Each line of the listing that contains the word "pain" is to be copied.
--- Start Dataset excerpts ---
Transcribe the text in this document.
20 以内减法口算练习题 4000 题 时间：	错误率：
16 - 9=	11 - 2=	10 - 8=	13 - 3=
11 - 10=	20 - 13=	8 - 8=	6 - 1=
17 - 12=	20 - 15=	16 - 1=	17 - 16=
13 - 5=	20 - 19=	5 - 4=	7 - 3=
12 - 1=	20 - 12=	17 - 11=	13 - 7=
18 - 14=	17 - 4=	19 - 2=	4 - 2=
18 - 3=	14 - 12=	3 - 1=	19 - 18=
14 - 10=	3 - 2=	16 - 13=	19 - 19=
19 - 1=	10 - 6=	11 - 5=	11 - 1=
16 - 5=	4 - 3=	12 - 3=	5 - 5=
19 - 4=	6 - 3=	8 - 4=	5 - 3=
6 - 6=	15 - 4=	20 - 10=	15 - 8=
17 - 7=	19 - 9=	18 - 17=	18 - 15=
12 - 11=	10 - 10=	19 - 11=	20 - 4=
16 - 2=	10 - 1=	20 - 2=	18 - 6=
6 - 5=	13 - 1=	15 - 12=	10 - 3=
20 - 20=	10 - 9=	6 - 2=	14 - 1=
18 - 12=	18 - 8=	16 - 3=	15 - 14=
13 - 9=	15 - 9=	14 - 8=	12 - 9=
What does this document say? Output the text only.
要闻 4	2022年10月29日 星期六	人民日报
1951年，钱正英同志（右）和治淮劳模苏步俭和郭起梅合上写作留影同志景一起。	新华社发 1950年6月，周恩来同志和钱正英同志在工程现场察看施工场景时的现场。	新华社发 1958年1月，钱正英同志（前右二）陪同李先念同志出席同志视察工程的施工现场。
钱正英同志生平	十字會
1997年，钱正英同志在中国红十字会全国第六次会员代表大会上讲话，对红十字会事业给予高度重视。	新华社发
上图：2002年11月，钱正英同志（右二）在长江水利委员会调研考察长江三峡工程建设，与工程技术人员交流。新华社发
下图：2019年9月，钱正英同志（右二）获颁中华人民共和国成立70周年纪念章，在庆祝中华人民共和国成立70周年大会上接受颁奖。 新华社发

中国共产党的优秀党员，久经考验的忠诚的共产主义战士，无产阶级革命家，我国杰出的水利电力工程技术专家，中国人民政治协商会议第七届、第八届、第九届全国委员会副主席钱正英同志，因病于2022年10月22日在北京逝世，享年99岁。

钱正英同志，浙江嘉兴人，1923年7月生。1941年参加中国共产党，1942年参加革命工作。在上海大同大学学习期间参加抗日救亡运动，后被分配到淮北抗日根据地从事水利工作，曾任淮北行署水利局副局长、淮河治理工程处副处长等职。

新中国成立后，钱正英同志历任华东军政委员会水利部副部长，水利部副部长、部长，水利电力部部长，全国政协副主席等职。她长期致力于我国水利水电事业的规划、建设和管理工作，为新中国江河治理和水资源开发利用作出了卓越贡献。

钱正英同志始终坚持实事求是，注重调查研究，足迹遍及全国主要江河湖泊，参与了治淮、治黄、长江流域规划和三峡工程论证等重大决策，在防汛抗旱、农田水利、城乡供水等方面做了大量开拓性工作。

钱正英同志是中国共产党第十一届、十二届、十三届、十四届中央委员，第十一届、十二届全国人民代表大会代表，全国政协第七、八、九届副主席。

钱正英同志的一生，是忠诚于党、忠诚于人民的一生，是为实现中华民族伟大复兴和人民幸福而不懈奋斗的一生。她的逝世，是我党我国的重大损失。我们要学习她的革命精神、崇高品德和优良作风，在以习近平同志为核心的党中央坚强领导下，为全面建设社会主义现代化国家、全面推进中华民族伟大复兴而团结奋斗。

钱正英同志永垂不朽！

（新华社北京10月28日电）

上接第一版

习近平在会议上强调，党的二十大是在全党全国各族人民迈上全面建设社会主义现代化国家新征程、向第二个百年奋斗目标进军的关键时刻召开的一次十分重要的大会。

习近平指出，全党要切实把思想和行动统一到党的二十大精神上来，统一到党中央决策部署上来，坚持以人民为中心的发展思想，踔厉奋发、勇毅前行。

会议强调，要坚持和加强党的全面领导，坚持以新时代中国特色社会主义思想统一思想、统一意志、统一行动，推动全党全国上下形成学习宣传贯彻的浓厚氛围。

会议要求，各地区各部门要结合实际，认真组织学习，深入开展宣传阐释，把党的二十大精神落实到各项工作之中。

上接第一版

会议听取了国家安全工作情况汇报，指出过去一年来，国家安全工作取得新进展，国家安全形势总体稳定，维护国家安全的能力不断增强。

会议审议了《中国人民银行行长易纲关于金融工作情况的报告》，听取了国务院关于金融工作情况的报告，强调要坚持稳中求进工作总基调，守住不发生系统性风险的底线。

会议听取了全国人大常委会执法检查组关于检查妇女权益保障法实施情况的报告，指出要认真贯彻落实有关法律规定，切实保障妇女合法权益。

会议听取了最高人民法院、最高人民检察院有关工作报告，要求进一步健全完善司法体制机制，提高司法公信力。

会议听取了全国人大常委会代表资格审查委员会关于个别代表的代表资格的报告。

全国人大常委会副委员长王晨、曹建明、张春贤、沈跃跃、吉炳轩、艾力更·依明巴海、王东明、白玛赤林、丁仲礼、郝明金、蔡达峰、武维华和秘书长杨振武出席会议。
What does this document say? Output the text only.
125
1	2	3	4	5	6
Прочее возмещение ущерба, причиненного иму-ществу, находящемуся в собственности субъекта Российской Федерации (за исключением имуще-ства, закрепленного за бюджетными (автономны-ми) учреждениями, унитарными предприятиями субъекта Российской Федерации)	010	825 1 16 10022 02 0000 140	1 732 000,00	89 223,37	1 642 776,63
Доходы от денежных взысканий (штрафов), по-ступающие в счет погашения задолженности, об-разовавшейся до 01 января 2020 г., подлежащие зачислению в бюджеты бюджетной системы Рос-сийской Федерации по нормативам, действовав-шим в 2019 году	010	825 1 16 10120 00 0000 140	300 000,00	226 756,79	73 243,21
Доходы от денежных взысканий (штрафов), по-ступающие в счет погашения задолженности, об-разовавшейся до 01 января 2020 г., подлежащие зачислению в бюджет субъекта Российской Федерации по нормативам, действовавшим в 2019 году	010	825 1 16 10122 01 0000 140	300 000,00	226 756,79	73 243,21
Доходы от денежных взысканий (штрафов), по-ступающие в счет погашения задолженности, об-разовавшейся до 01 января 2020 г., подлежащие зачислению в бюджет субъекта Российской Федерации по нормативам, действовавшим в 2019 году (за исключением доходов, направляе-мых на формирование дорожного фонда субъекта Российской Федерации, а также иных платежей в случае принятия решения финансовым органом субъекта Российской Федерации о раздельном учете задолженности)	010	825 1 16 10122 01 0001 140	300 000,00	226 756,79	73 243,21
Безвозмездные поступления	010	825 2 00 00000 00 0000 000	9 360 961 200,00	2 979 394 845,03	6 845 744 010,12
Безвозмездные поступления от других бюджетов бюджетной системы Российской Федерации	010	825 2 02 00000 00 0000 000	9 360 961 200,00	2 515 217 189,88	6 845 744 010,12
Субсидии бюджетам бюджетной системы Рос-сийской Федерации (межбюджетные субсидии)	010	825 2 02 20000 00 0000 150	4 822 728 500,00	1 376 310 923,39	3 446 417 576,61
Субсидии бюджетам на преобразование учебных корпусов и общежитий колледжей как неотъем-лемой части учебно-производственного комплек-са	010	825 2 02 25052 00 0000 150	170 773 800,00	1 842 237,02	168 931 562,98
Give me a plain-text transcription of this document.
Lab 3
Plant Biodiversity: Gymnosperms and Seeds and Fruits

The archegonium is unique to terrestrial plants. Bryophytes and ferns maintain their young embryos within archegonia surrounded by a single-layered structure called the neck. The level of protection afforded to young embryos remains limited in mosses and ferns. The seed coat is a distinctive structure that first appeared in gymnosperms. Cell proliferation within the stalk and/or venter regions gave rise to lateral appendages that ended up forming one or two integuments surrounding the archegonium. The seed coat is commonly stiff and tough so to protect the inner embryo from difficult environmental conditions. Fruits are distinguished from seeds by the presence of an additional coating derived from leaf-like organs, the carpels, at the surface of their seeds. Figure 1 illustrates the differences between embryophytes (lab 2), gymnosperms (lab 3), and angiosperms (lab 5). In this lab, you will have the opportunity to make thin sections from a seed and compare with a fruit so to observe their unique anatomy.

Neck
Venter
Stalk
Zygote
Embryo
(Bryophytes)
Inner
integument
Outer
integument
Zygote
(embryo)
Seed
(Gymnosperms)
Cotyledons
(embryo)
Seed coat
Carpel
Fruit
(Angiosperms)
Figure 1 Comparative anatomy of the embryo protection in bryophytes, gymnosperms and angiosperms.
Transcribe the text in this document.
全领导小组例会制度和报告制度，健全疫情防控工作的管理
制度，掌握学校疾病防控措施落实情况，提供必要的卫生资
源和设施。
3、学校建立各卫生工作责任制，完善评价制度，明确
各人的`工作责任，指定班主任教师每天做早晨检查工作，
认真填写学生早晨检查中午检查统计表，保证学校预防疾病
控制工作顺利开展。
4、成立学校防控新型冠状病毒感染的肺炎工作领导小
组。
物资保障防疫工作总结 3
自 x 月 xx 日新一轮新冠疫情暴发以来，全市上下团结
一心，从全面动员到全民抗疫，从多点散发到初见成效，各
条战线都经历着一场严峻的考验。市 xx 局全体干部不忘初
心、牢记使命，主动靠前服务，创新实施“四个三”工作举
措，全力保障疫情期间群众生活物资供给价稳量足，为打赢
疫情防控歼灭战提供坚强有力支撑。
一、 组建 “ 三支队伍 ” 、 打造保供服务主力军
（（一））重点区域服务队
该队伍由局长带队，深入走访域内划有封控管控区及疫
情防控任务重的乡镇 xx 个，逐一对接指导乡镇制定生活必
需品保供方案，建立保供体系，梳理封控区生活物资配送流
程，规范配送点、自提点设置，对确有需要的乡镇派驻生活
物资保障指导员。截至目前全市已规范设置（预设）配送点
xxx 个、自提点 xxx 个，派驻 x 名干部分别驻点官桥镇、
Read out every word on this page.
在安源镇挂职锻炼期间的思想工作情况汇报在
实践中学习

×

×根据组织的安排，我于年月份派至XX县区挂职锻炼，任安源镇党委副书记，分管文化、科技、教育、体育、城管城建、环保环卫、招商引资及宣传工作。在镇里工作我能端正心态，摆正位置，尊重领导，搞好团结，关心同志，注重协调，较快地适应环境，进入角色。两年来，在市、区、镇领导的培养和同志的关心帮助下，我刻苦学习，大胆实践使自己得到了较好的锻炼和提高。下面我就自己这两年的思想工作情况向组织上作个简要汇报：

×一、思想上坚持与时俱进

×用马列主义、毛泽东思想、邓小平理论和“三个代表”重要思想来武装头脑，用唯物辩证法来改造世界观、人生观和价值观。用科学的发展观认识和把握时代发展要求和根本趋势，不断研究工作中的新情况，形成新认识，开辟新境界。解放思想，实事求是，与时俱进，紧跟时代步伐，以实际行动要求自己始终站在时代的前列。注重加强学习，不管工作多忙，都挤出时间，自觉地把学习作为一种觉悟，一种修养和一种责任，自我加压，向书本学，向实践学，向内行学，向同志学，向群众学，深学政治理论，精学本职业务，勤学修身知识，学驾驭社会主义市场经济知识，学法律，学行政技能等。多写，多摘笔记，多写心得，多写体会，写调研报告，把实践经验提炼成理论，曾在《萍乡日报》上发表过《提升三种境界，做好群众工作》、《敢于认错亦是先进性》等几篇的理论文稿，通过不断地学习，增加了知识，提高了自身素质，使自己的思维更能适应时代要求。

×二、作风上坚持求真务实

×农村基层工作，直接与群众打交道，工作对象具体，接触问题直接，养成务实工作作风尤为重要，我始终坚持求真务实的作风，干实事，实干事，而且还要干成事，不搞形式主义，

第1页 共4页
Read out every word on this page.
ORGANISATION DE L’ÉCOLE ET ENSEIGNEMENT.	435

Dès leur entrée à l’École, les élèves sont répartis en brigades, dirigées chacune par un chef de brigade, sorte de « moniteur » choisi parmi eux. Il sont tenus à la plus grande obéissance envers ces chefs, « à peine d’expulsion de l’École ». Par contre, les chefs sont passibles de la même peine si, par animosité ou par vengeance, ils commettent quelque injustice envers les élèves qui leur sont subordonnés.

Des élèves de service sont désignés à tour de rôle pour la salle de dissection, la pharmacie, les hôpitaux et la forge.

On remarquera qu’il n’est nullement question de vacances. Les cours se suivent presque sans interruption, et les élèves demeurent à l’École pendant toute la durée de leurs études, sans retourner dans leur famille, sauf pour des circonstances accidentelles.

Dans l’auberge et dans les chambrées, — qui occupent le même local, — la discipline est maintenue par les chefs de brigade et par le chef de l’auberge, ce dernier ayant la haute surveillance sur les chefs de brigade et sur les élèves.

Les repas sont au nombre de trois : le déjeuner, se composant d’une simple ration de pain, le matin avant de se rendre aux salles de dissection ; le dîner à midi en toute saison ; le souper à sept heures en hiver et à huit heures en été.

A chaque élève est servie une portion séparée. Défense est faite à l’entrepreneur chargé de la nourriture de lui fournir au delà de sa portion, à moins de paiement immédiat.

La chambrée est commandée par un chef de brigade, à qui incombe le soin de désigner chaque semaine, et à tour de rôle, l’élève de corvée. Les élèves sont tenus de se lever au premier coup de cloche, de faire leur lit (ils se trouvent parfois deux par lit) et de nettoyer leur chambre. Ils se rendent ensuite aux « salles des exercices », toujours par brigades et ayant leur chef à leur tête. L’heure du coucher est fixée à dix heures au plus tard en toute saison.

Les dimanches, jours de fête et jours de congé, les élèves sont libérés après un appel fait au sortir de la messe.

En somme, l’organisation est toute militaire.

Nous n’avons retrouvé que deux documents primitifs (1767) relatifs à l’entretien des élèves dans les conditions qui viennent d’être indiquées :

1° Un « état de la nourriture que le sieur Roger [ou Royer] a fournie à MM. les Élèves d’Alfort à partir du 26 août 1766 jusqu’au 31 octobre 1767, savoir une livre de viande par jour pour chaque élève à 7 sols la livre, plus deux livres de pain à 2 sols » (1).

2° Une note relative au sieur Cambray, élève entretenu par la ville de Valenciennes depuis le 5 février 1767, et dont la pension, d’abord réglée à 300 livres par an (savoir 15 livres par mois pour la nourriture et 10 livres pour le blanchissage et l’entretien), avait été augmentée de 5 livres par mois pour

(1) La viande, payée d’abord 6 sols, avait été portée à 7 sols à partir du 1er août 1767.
--- End Dataset excerpts ---
• **Exercise response**:
Les repas sont au nombre de trois : le déjeuner, se composant d’une simple ration de pain, le matin avant de se rendre aux salles de dissection ; le dîner à midi en toute saison ; le souper à sept heures en hiver et à huit heures en été.
1° Un « état de la nourriture que le sieur Roger [ou Royer] a fournie à MM. les Élèves d’Alfort à partir du 26 août 1766 jusqu’au 31 octobre 1767, savoir une livre de viande par jour pour chaque élève à 7 sols la livre, plus deux livres de pain à 2 sols » (1).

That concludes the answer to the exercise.